▶ _Direction_:
Without omitting anything, return the records precisely as given.

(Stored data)
════

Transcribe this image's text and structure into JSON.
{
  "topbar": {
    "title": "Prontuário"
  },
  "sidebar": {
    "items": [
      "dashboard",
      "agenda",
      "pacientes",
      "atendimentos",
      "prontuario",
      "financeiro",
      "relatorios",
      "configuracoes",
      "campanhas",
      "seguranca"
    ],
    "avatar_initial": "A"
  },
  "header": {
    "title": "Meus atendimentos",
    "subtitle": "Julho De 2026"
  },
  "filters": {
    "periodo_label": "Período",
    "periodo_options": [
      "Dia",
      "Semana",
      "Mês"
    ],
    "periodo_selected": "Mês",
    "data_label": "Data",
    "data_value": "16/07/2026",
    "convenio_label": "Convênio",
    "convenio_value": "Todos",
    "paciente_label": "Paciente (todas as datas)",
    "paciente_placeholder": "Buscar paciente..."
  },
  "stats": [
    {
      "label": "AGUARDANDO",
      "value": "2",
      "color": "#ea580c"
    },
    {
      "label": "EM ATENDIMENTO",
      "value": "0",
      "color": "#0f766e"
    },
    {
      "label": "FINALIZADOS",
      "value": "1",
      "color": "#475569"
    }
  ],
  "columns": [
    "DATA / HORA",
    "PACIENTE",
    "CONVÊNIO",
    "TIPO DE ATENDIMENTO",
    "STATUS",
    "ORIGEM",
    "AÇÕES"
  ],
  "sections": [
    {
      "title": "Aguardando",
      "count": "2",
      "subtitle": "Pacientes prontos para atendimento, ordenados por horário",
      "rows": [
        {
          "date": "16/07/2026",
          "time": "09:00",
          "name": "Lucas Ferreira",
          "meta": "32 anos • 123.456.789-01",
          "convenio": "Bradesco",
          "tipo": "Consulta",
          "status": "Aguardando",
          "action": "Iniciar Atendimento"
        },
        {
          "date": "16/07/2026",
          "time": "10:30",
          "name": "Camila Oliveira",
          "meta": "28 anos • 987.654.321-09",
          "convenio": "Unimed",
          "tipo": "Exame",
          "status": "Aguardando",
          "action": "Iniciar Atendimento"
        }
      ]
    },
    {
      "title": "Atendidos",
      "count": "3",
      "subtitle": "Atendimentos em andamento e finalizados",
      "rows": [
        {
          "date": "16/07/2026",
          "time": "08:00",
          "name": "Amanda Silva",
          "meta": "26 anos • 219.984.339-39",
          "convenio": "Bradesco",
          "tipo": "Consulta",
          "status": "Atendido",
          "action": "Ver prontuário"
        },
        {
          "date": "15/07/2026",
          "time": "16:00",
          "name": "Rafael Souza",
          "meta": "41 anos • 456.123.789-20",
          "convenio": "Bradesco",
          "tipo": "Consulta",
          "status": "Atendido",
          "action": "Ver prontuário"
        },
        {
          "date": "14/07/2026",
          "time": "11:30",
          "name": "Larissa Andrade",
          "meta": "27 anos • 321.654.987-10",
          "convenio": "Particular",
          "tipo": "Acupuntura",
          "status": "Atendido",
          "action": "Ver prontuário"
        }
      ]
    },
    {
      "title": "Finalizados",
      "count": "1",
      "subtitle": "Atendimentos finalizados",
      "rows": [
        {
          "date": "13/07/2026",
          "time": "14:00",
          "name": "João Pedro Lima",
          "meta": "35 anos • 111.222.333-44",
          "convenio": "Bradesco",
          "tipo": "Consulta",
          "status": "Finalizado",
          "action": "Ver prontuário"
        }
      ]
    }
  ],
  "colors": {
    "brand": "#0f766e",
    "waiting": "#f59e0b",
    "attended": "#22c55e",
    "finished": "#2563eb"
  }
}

════

▶ _Written response_:
Transcribe this image's text and structure into JSON.
{
  "topbar": {
    "title": "Prontuário"
  },
  "sidebar": {
    "items": [
      "dashboard",
      "agenda",
      "pacientes",
      "atendimentos",
      "prontuario",
      "financeiro",
      "relatorios",
      "configuracoes",
      "campanhas",
      "seguranca"
    ],
    "avatar_initial": "A"
  },
  "header": {
    "title": "Meus atendimentos",
    "subtitle": "Julho De 2026"
  },
  "filters": {
    "periodo_label": "Período",
    "periodo_options": [
      "Dia",
      "Semana",
      "Mês"
    ],
    "periodo_selected": "Mês",
    "data_label": "Data",
    "data_value": "16/07/2026",
    "convenio_label": "Convênio",
    "convenio_value": "Todos",
    "paciente_label": "Paciente (todas as datas)",
    "paciente_placeholder": "Buscar paciente..."
  },
  "stats": [
    {
      "label": "AGUARDANDO",
      "value": "2",
      "color": "#ea580c"
    },
    {
      "label": "EM ATENDIMENTO",
      "value": "0",
      "color": "#0f766e"
    },
    {
      "label": "FINALIZADOS",
      "value": "1",
      "color": "#475569"
    }
  ],
  "columns": [
    "DATA / HORA",
    "PACIENTE",
    "CONVÊNIO",
    "TIPO DE ATENDIMENTO",
    "STATUS",
    "ORIGEM",
    "AÇÕES"
  ],
  "sections": [
    {
      "title": "Aguardando",
      "count": "2",
      "subtitle": "Pacientes prontos para atendimento, ordenados por horário",
      "rows": [
        {
          "date": "16/07/2026",
          "time": "09:00",
          "name": "Lucas Ferreira",
          "meta": "32 anos • 123.456.789-01",
          "convenio": "Bradesco",
          "tipo": "Consulta",
          "status": "Aguardando",
          "action": "Iniciar Atendimento"
        },
        {
          "date": "16/07/2026",
          "time": "10:30",
          "name": "Camila Oliveira",
          "meta": "28 anos • 987.654.321-09",
          "convenio": "Unimed",
          "tipo": "Exame",
          "status": "Aguardando",
          "action": "Iniciar Atendimento"
        }
      ]
    },
    {
      "title": "Atendidos",
      "count": "3",
      "subtitle": "Atendimentos em andamento e finalizados",
      "rows": [
        {
          "date": "16/07/2026",
          "time": "08:00",
          "name": "Amanda Silva",
          "meta": "26 anos • 219.984.339-39",
          "convenio": "Bradesco",
          "tipo": "Consulta",
          "status": "Atendido",
          "action": "Ver prontuário"
        },
        {
          "date": "15/07/2026",
          "time": "16:00",
          "name": "Rafael Souza",
          "meta": "41 anos • 456.123.789-20",
          "convenio": "Bradesco",
          "tipo": "Consulta",
          "status": "Atendido",
          "action": "Ver prontuário"
        },
        {
          "date": "14/07/2026",
          "time": "11:30",
          "name": "Larissa Andrade",
          "meta": "27 anos • 321.654.987-10",
          "convenio": "Particular",
          "tipo": "Acupuntura",
          "status": "Atendido",
          "action": "Ver prontuário"
        }
      ]
    },
    {
      "title": "Finalizados",
      "count": "1",
      "subtitle": "Atendimentos finalizados",
      "rows": [
        {
          "date": "13/07/2026",
          "time": "14:00",
          "name": "João Pedro Lima",
          "meta": "35 anos • 111.222.333-44",
          "convenio": "Bradesco",
          "tipo": "Consulta",
          "status": "Finalizado",
          "action": "Ver prontuário"
        }
      ]
    }
  ],
  "colors": {
    "brand": "#0f766e",
    "waiting": "#f59e0b",
    "attended": "#22c55e",
    "finished": "#2563eb"
  }
}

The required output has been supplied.